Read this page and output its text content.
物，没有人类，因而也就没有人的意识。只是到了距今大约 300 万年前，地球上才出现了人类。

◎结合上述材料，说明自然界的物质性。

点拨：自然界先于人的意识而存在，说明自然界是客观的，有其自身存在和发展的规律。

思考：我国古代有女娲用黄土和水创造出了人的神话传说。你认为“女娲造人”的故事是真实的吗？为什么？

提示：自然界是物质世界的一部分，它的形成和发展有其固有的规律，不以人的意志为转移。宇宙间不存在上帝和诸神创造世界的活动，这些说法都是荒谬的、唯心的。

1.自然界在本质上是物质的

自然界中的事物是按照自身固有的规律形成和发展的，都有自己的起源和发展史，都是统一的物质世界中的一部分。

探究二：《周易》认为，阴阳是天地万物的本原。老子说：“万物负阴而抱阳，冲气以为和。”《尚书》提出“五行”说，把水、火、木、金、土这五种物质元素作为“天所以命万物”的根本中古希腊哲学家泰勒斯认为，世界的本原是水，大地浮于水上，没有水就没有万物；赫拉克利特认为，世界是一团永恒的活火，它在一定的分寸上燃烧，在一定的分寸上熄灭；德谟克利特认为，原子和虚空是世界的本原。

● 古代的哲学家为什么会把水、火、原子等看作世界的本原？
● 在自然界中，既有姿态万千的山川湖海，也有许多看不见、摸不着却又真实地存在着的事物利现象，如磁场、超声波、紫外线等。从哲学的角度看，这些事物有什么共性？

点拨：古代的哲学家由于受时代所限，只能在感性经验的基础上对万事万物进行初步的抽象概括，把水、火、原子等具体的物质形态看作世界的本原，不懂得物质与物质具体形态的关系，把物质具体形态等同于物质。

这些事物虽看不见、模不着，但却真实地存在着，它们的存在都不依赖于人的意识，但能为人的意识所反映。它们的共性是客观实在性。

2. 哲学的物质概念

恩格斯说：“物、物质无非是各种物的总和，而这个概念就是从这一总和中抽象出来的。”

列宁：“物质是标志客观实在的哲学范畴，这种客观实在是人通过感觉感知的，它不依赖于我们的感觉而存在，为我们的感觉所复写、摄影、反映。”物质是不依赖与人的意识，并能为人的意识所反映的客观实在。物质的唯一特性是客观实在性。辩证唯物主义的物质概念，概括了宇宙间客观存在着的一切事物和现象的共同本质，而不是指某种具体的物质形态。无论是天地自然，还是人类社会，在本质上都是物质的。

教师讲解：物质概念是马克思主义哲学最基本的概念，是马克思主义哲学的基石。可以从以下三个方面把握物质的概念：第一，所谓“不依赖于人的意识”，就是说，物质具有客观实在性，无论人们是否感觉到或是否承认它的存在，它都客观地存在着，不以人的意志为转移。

********************

Exercise description
Report the number of lines holding the string "不以人的意志为转移", without any other words.

Exercise result
2